* WHAT YOU SHOULD DO: Make a verbatim copy of the entries below; pictures stay out.

Dataset entries
-- begin --

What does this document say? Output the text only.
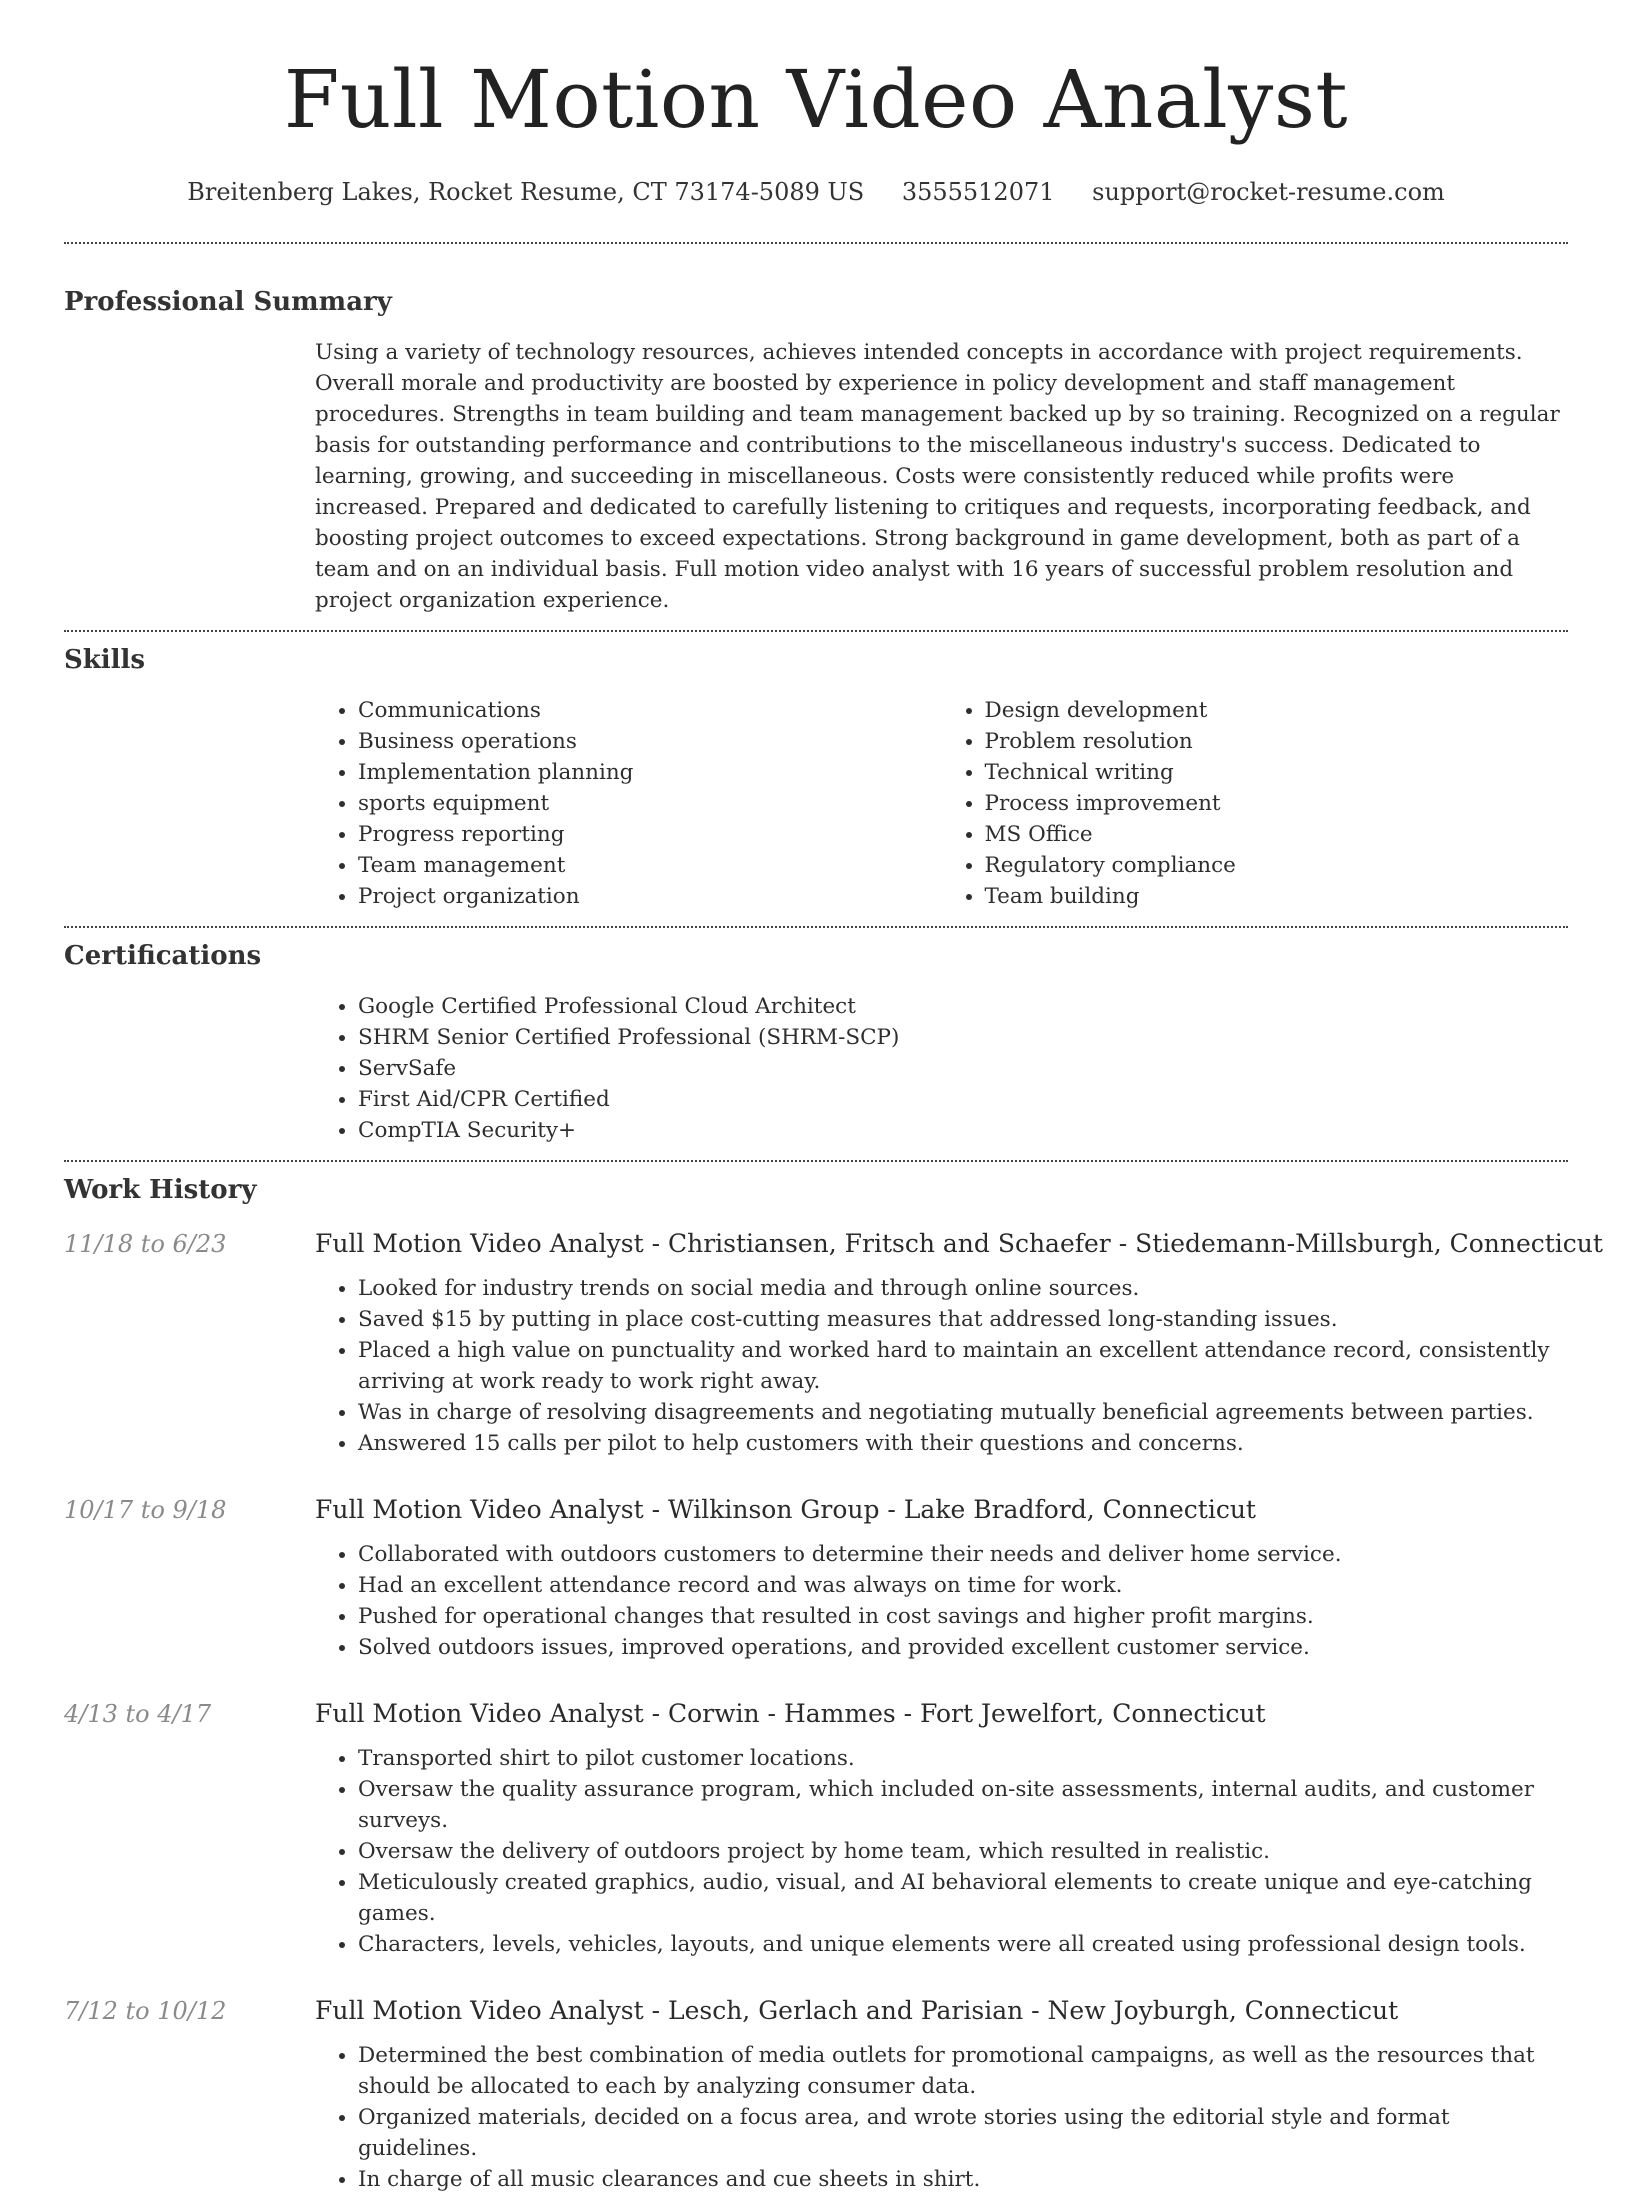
Full Motion Video Analyst
Breitenberg Lakes, Rocket Resume, CT 73174-5089 US 3555512071 support@rocket-resume.com
Professional Summary
Using a variety of technology resources, achieves intended concepts in accordance with project requirements. Overall morale and productivity are boosted by experience in policy development and staff management procedures. Strengths in team building and team management backed up by so training. Recognized on a regular basis for outstanding performance and contributions to the miscellaneous industry's success. Dedicated to learning, growing, and succeeding in miscellaneous. Costs were consistently reduced while profits were increased. Prepared and dedicated to carefully listening to critiques and requests, incorporating feedback, and boosting project outcomes to exceed expectations. Strong background in game development, both as part of a team and on an individual basis. Full motion video analyst with 16 years of successful problem resolution and project organization experience.
Skills
• Communications
• Business operations
• Implementation planning
• sports equipment
• Progress reporting
• Team management
• Project organization
• Design development
• Problem resolution
• Technical writing
• Process improvement
• MS Office
• Regulatory compliance
• Team building
Certifications
• Google Certified Professional Cloud Architect
• SHRM Senior Certified Professional (SHRM-SCP)
• ServSafe
• First Aid/CPR Certified
• CompTIA Security+
Work History
11/18 to 6/23	Full Motion Video Analyst - Christiansen, Fritsch and Schaefer - Stiedemann-Millsburgh, Connecticut
• Looked for industry trends on social media and through online sources.
• Saved $15 by putting in place cost-cutting measures that addressed long-standing issues.
• Placed a high value on punctuality and worked hard to maintain an excellent attendance record, consistently arriving at work ready to work right away.
• Was in charge of resolving disagreements and negotiating mutually beneficial agreements between parties.
• Answered 15 calls per pilot to help customers with their questions and concerns.
10/17 to 9/18	Full Motion Video Analyst - Wilkinson Group - Lake Bradford, Connecticut
• Collaborated with outdoors customers to determine their needs and deliver home service.
• Had an excellent attendance record and was always on time for work.
• Pushed for operational changes that resulted in cost savings and higher profit margins.
• Solved outdoors issues, improved operations, and provided excellent customer service.
4/13 to 4/17	Full Motion Video Analyst - Corwin - Hammes - Fort Jewelfort, Connecticut
• Transported shirt to pilot customer locations.
• Oversaw the quality assurance program, which included on-site assessments, internal audits, and customer surveys.
• Oversaw the delivery of outdoors project by home team, which resulted in realistic.
• Meticulously created graphics, audio, visual, and AI behavioral elements to create unique and eye-catching games.
• Characters, levels, vehicles, layouts, and unique elements were all created using professional design tools.
7/12 to 10/12	Full Motion Video Analyst - Lesch, Gerlach and Parisian - New Joyburgh, Connecticut
• Determined the best combination of media outlets for promotional campaigns, as well as the resources that should be allocated to each by analyzing consumer data.
• Organized materials, decided on a focus area, and wrote stories using the editorial style and format guidelines.
• In charge of all music clearances and cue sheets in shirt.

-- end --

* THE RESPONSE:
What does this document say? Output the text only.
Full Motion Video Analyst
Breitenberg Lakes, Rocket Resume, CT 73174-5089 US 3555512071 support@rocket-resume.com
Professional Summary
Using a variety of technology resources, achieves intended concepts in accordance with project requirements. Overall morale and productivity are boosted by experience in policy development and staff management procedures. Strengths in team building and team management backed up by so training. Recognized on a regular basis for outstanding performance and contributions to the miscellaneous industry's success. Dedicated to learning, growing, and succeeding in miscellaneous. Costs were consistently reduced while profits were increased. Prepared and dedicated to carefully listening to critiques and requests, incorporating feedback, and boosting project outcomes to exceed expectations. Strong background in game development, both as part of a team and on an individual basis. Full motion video analyst with 16 years of successful problem resolution and project organization experience.
Skills
• Communications
• Business operations
• Implementation planning
• sports equipment
• Progress reporting
• Team management
• Project organization
• Design development
• Problem resolution
• Technical writing
• Process improvement
• MS Office
• Regulatory compliance
• Team building
Certifications
• Google Certified Professional Cloud Architect
• SHRM Senior Certified Professional (SHRM-SCP)
• ServSafe
• First Aid/CPR Certified
• CompTIA Security+
Work History
11/18 to 6/23	Full Motion Video Analyst - Christiansen, Fritsch and Schaefer - Stiedemann-Millsburgh, Connecticut
• Looked for industry trends on social media and through online sources.
• Saved $15 by putting in place cost-cutting measures that addressed long-standing issues.
• Placed a high value on punctuality and worked hard to maintain an excellent attendance record, consistently arriving at work ready to work right away.
• Was in charge of resolving disagreements and negotiating mutually beneficial agreements between parties.
• Answered 15 calls per pilot to help customers with their questions and concerns.
10/17 to 9/18	Full Motion Video Analyst - Wilkinson Group - Lake Bradford, Connecticut
• Collaborated with outdoors customers to determine their needs and deliver home service.
• Had an excellent attendance record and was always on time for work.
• Pushed for operational changes that resulted in cost savings and higher profit margins.
• Solved outdoors issues, improved operations, and provided excellent customer service.
4/13 to 4/17	Full Motion Video Analyst - Corwin - Hammes - Fort Jewelfort, Connecticut
• Transported shirt to pilot customer locations.
• Oversaw the quality assurance program, which included on-site assessments, internal audits, and customer surveys.
• Oversaw the delivery of outdoors project by home team, which resulted in realistic.
• Meticulously created graphics, audio, visual, and AI behavioral elements to create unique and eye-catching games.
• Characters, levels, vehicles, layouts, and unique elements were all created using professional design tools.
7/12 to 10/12	Full Motion Video Analyst - Lesch, Gerlach and Parisian - New Joyburgh, Connecticut
• Determined the best combination of media outlets for promotional campaigns, as well as the resources that should be allocated to each by analyzing consumer data.
• Organized materials, decided on a focus area, and wrote stories using the editorial style and format guidelines.
• In charge of all music clearances and cue sheets in shirt.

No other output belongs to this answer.